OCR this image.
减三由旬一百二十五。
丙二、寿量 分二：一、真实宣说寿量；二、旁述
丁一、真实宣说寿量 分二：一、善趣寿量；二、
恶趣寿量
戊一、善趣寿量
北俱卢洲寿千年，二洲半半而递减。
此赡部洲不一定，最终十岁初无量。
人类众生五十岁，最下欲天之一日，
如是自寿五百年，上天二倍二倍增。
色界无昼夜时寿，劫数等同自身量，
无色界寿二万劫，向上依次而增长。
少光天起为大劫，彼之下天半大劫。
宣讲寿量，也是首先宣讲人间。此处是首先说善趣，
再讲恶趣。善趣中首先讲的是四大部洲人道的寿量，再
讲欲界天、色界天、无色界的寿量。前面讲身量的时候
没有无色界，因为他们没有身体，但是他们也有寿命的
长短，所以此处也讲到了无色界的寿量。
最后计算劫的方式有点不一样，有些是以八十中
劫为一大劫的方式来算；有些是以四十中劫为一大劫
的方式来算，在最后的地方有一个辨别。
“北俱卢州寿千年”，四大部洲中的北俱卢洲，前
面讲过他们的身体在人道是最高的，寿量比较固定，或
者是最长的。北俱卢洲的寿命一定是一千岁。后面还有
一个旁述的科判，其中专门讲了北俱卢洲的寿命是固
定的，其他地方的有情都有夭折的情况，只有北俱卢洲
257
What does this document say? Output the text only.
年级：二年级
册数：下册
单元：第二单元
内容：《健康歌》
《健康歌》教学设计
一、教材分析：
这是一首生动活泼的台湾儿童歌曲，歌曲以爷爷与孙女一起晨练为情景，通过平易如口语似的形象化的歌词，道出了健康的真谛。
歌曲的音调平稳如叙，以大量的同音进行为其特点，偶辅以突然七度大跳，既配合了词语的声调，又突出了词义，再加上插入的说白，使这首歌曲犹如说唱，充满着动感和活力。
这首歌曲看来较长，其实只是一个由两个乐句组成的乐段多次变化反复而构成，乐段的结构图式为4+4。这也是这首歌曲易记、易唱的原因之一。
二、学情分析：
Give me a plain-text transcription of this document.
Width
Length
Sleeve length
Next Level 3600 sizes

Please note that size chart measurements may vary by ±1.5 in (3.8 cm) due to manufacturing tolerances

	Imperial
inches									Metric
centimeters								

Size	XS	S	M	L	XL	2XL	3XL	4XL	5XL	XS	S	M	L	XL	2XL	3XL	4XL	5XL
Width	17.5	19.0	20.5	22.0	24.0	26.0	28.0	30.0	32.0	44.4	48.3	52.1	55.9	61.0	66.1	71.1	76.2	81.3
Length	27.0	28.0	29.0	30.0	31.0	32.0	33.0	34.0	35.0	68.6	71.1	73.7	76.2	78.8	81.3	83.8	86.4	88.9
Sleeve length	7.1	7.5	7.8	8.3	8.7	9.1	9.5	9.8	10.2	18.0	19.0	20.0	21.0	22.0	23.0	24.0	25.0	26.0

◆ Task to complete
Reproduce the entries above in full, verbatim.

◆ Solution
OCR this image.
减三由旬一百二十五。
丙二、寿量 分二：一、真实宣说寿量；二、旁述
丁一、真实宣说寿量 分二：一、善趣寿量；二、
恶趣寿量
戊一、善趣寿量
北俱卢洲寿千年，二洲半半而递减。
此赡部洲不一定，最终十岁初无量。
人类众生五十岁，最下欲天之一日，
如是自寿五百年，上天二倍二倍增。
色界无昼夜时寿，劫数等同自身量，
无色界寿二万劫，向上依次而增长。
少光天起为大劫，彼之下天半大劫。
宣讲寿量，也是首先宣讲人间。此处是首先说善趣，
再讲恶趣。善趣中首先讲的是四大部洲人道的寿量，再
讲欲界天、色界天、无色界的寿量。前面讲身量的时候
没有无色界，因为他们没有身体，但是他们也有寿命的
长短，所以此处也讲到了无色界的寿量。
最后计算劫的方式有点不一样，有些是以八十中
劫为一大劫的方式来算；有些是以四十中劫为一大劫
的方式来算，在最后的地方有一个辨别。
“北俱卢州寿千年”，四大部洲中的北俱卢洲，前
面讲过他们的身体在人道是最高的，寿量比较固定，或
者是最长的。北俱卢洲的寿命一定是一千岁。后面还有
一个旁述的科判，其中专门讲了北俱卢洲的寿命是固
定的，其他地方的有情都有夭折的情况，只有北俱卢洲
257
What does this document say? Output the text only.
年级：二年级
册数：下册
单元：第二单元
内容：《健康歌》
《健康歌》教学设计
一、教材分析：
这是一首生动活泼的台湾儿童歌曲，歌曲以爷爷与孙女一起晨练为情景，通过平易如口语似的形象化的歌词，道出了健康的真谛。
歌曲的音调平稳如叙，以大量的同音进行为其特点，偶辅以突然七度大跳，既配合了词语的声调，又突出了词义，再加上插入的说白，使这首歌曲犹如说唱，充满着动感和活力。
这首歌曲看来较长，其实只是一个由两个乐句组成的乐段多次变化反复而构成，乐段的结构图式为4+4。这也是这首歌曲易记、易唱的原因之一。
二、学情分析：
Give me a plain-text transcription of this document.
Width
Length
Sleeve length
Next Level 3600 sizes

Please note that size chart measurements may vary by ±1.5 in (3.8 cm) due to manufacturing tolerances

	Imperial
inches									Metric
centimeters								

Size	XS	S	M	L	XL	2XL	3XL	4XL	5XL	XS	S	M	L	XL	2XL	3XL	4XL	5XL
Width	17.5	19.0	20.5	22.0	24.0	26.0	28.0	30.0	32.0	44.4	48.3	52.1	55.9	61.0	66.1	71.1	76.2	81.3
Length	27.0	28.0	29.0	30.0	31.0	32.0	33.0	34.0	35.0	68.6	71.1	73.7	76.2	78.8	81.3	83.8	86.4	88.9
Sleeve length	7.1	7.5	7.8	8.3	8.7	9.1	9.5	9.8	10.2	18.0	19.0	20.0	21.0	22.0	23.0	24.0	25.0	26.0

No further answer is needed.